__Prompt__. Each record below is to be copied word for word, with pictures removed.

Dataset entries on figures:
§ §
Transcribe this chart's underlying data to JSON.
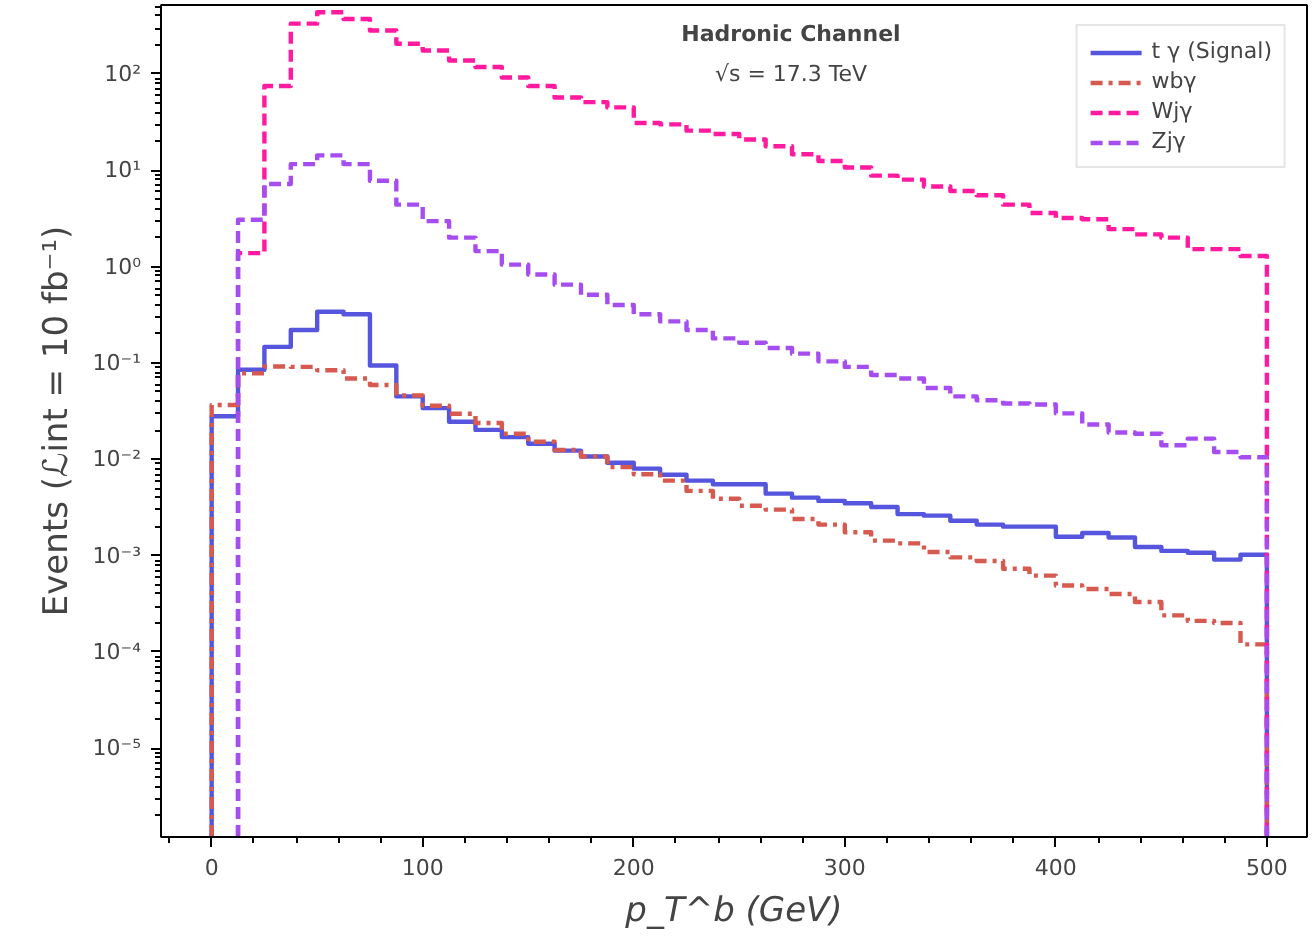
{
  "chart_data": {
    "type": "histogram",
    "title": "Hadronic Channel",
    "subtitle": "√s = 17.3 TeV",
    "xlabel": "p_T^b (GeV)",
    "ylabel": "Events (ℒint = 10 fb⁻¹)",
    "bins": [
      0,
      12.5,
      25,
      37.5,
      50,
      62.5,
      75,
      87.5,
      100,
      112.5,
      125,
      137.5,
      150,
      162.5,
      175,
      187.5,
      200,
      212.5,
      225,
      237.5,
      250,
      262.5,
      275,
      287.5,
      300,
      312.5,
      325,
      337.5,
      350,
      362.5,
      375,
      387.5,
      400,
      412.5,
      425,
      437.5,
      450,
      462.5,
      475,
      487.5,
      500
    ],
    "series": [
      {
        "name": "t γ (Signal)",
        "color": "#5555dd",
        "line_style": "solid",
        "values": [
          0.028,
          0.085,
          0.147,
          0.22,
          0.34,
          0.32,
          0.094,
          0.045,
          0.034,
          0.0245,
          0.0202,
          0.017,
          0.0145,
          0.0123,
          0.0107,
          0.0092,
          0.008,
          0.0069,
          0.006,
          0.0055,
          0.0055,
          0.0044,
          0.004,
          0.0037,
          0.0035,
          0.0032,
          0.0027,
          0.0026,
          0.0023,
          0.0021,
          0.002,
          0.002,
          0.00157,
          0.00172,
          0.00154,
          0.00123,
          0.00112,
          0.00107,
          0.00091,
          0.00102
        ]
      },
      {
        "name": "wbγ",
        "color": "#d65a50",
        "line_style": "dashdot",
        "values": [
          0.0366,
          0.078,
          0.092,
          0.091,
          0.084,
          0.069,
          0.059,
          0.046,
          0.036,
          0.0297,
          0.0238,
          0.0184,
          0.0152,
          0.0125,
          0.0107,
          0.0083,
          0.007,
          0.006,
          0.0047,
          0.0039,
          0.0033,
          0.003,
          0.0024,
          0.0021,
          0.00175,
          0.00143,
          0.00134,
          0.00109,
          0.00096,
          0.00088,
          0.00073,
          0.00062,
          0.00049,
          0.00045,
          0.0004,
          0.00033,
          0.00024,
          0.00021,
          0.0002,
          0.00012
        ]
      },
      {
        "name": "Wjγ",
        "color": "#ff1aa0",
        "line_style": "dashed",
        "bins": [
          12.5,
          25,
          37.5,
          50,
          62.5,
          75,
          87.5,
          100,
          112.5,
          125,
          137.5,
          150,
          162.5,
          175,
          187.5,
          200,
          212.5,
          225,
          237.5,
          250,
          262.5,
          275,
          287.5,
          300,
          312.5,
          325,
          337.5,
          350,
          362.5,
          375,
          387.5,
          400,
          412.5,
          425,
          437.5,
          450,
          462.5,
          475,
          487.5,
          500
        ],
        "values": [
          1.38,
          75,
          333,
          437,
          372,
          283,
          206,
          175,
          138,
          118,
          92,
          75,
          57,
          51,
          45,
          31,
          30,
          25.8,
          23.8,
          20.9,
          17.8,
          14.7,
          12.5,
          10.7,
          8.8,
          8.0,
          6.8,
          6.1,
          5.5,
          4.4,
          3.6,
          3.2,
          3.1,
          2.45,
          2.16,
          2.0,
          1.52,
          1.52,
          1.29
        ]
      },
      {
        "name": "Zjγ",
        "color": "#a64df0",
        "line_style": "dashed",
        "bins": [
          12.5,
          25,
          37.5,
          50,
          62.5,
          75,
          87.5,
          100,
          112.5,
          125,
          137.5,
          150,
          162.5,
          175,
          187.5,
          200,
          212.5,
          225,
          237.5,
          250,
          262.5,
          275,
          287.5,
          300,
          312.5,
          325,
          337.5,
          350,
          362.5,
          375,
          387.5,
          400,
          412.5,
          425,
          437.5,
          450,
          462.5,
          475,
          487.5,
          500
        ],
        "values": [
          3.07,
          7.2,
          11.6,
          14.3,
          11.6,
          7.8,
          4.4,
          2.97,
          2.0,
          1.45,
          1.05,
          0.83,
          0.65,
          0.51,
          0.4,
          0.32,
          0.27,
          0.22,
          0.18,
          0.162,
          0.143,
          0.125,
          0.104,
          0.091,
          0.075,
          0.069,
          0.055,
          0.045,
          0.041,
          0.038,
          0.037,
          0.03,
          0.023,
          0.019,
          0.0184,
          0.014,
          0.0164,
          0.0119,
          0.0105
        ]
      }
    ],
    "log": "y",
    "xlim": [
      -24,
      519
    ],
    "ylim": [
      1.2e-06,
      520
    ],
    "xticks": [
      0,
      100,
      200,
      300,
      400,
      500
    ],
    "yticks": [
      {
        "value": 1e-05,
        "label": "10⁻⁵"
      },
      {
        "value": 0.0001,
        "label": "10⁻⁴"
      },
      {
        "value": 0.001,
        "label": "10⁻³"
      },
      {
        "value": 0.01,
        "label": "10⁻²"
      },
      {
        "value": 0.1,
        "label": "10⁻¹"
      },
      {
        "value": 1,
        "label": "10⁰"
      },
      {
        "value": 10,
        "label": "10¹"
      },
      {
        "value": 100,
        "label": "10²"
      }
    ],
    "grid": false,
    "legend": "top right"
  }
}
§ §
__Response to this exercise__.
Transcribe this chart's underlying data to JSON.
{
  "chart_data": {
    "type": "histogram",
    "title": "Hadronic Channel",
    "subtitle": "√s = 17.3 TeV",
    "xlabel": "p_T^b (GeV)",
    "ylabel": "Events (ℒint = 10 fb⁻¹)",
    "bins": [
      0,
      12.5,
      25,
      37.5,
      50,
      62.5,
      75,
      87.5,
      100,
      112.5,
      125,
      137.5,
      150,
      162.5,
      175,
      187.5,
      200,
      212.5,
      225,
      237.5,
      250,
      262.5,
      275,
      287.5,
      300,
      312.5,
      325,
      337.5,
      350,
      362.5,
      375,
      387.5,
      400,
      412.5,
      425,
      437.5,
      450,
      462.5,
      475,
      487.5,
      500
    ],
    "series": [
      {
        "name": "t γ (Signal)",
        "color": "#5555dd",
        "line_style": "solid",
        "values": [
          0.028,
          0.085,
          0.147,
          0.22,
          0.34,
          0.32,
          0.094,
          0.045,
          0.034,
          0.0245,
          0.0202,
          0.017,
          0.0145,
          0.0123,
          0.0107,
          0.0092,
          0.008,
          0.0069,
          0.006,
          0.0055,
          0.0055,
          0.0044,
          0.004,
          0.0037,
          0.0035,
          0.0032,
          0.0027,
          0.0026,
          0.0023,
          0.0021,
          0.002,
          0.002,
          0.00157,
          0.00172,
          0.00154,
          0.00123,
          0.00112,
          0.00107,
          0.00091,
          0.00102
        ]
      },
      {
        "name": "wbγ",
        "color": "#d65a50",
        "line_style": "dashdot",
        "values": [
          0.0366,
          0.078,
          0.092,
          0.091,
          0.084,
          0.069,
          0.059,
          0.046,
          0.036,
          0.0297,
          0.0238,
          0.0184,
          0.0152,
          0.0125,
          0.0107,
          0.0083,
          0.007,
          0.006,
          0.0047,
          0.0039,
          0.0033,
          0.003,
          0.0024,
          0.0021,
          0.00175,
          0.00143,
          0.00134,
          0.00109,
          0.00096,
          0.00088,
          0.00073,
          0.00062,
          0.00049,
          0.00045,
          0.0004,
          0.00033,
          0.00024,
          0.00021,
          0.0002,
          0.00012
        ]
      },
      {
        "name": "Wjγ",
        "color": "#ff1aa0",
        "line_style": "dashed",
        "bins": [
          12.5,
          25,
          37.5,
          50,
          62.5,
          75,
          87.5,
          100,
          112.5,
          125,
          137.5,
          150,
          162.5,
          175,
          187.5,
          200,
          212.5,
          225,
          237.5,
          250,
          262.5,
          275,
          287.5,
          300,
          312.5,
          325,
          337.5,
          350,
          362.5,
          375,
          387.5,
          400,
          412.5,
          425,
          437.5,
          450,
          462.5,
          475,
          487.5,
          500
        ],
        "values": [
          1.38,
          75,
          333,
          437,
          372,
          283,
          206,
          175,
          138,
          118,
          92,
          75,
          57,
          51,
          45,
          31,
          30,
          25.8,
          23.8,
          20.9,
          17.8,
          14.7,
          12.5,
          10.7,
          8.8,
          8.0,
          6.8,
          6.1,
          5.5,
          4.4,
          3.6,
          3.2,
          3.1,
          2.45,
          2.16,
          2.0,
          1.52,
          1.52,
          1.29
        ]
      },
      {
        "name": "Zjγ",
        "color": "#a64df0",
        "line_style": "dashed",
        "bins": [
          12.5,
          25,
          37.5,
          50,
          62.5,
          75,
          87.5,
          100,
          112.5,
          125,
          137.5,
          150,
          162.5,
          175,
          187.5,
          200,
          212.5,
          225,
          237.5,
          250,
          262.5,
          275,
          287.5,
          300,
          312.5,
          325,
          337.5,
          350,
          362.5,
          375,
          387.5,
          400,
          412.5,
          425,
          437.5,
          450,
          462.5,
          475,
          487.5,
          500
        ],
        "values": [
          3.07,
          7.2,
          11.6,
          14.3,
          11.6,
          7.8,
          4.4,
          2.97,
          2.0,
          1.45,
          1.05,
          0.83,
          0.65,
          0.51,
          0.4,
          0.32,
          0.27,
          0.22,
          0.18,
          0.162,
          0.143,
          0.125,
          0.104,
          0.091,
          0.075,
          0.069,
          0.055,
          0.045,
          0.041,
          0.038,
          0.037,
          0.03,
          0.023,
          0.019,
          0.0184,
          0.014,
          0.0164,
          0.0119,
          0.0105
        ]
      }
    ],
    "log": "y",
    "xlim": [
      -24,
      519
    ],
    "ylim": [
      1.2e-06,
      520
    ],
    "xticks": [
      0,
      100,
      200,
      300,
      400,
      500
    ],
    "yticks": [
      {
        "value": 1e-05,
        "label": "10⁻⁵"
      },
      {
        "value": 0.0001,
        "label": "10⁻⁴"
      },
      {
        "value": 0.001,
        "label": "10⁻³"
      },
      {
        "value": 0.01,
        "label": "10⁻²"
      },
      {
        "value": 0.1,
        "label": "10⁻¹"
      },
      {
        "value": 1,
        "label": "10⁰"
      },
      {
        "value": 10,
        "label": "10¹"
      },
      {
        "value": 100,
        "label": "10²"
      }
    ],
    "grid": false,
    "legend": "top right"
  }
}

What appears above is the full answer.